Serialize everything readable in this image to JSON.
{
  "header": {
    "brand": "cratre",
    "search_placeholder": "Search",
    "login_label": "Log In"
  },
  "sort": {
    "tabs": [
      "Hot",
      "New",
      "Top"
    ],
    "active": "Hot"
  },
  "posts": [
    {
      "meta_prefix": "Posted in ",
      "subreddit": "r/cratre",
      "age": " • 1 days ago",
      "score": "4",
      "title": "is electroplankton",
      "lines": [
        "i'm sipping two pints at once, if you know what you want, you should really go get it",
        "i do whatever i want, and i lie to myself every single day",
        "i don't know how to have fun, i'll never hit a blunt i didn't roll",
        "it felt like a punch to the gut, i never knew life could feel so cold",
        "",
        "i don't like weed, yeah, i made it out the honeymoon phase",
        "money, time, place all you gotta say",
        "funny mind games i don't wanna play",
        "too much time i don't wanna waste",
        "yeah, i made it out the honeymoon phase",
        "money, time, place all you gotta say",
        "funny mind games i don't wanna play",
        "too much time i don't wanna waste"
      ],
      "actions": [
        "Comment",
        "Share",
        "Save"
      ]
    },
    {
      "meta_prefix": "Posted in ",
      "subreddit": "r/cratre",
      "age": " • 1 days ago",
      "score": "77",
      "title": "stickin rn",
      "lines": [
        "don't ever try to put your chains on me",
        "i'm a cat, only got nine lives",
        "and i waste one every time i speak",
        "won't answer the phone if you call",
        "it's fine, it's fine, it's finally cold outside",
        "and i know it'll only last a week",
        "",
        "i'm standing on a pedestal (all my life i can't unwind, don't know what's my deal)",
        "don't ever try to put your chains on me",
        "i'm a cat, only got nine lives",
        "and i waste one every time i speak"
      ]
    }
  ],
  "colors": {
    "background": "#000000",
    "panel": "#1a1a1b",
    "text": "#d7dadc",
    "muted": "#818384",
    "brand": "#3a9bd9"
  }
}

--- What is being asked ---
Transcribe the material exactly as it reads.

--- Exercise solution ---
Serialize everything readable in this image to JSON.
{
  "header": {
    "brand": "cratre",
    "search_placeholder": "Search",
    "login_label": "Log In"
  },
  "sort": {
    "tabs": [
      "Hot",
      "New",
      "Top"
    ],
    "active": "Hot"
  },
  "posts": [
    {
      "meta_prefix": "Posted in ",
      "subreddit": "r/cratre",
      "age": " • 1 days ago",
      "score": "4",
      "title": "is electroplankton",
      "lines": [
        "i'm sipping two pints at once, if you know what you want, you should really go get it",
        "i do whatever i want, and i lie to myself every single day",
        "i don't know how to have fun, i'll never hit a blunt i didn't roll",
        "it felt like a punch to the gut, i never knew life could feel so cold",
        "",
        "i don't like weed, yeah, i made it out the honeymoon phase",
        "money, time, place all you gotta say",
        "funny mind games i don't wanna play",
        "too much time i don't wanna waste",
        "yeah, i made it out the honeymoon phase",
        "money, time, place all you gotta say",
        "funny mind games i don't wanna play",
        "too much time i don't wanna waste"
      ],
      "actions": [
        "Comment",
        "Share",
        "Save"
      ]
    },
    {
      "meta_prefix": "Posted in ",
      "subreddit": "r/cratre",
      "age": " • 1 days ago",
      "score": "77",
      "title": "stickin rn",
      "lines": [
        "don't ever try to put your chains on me",
        "i'm a cat, only got nine lives",
        "and i waste one every time i speak",
        "won't answer the phone if you call",
        "it's fine, it's fine, it's finally cold outside",
        "and i know it'll only last a week",
        "",
        "i'm standing on a pedestal (all my life i can't unwind, don't know what's my deal)",
        "don't ever try to put your chains on me",
        "i'm a cat, only got nine lives",
        "and i waste one every time i speak"
      ]
    }
  ],
  "colors": {
    "background": "#000000",
    "panel": "#1a1a1b",
    "text": "#d7dadc",
    "muted": "#818384",
    "brand": "#3a9bd9"
  }
}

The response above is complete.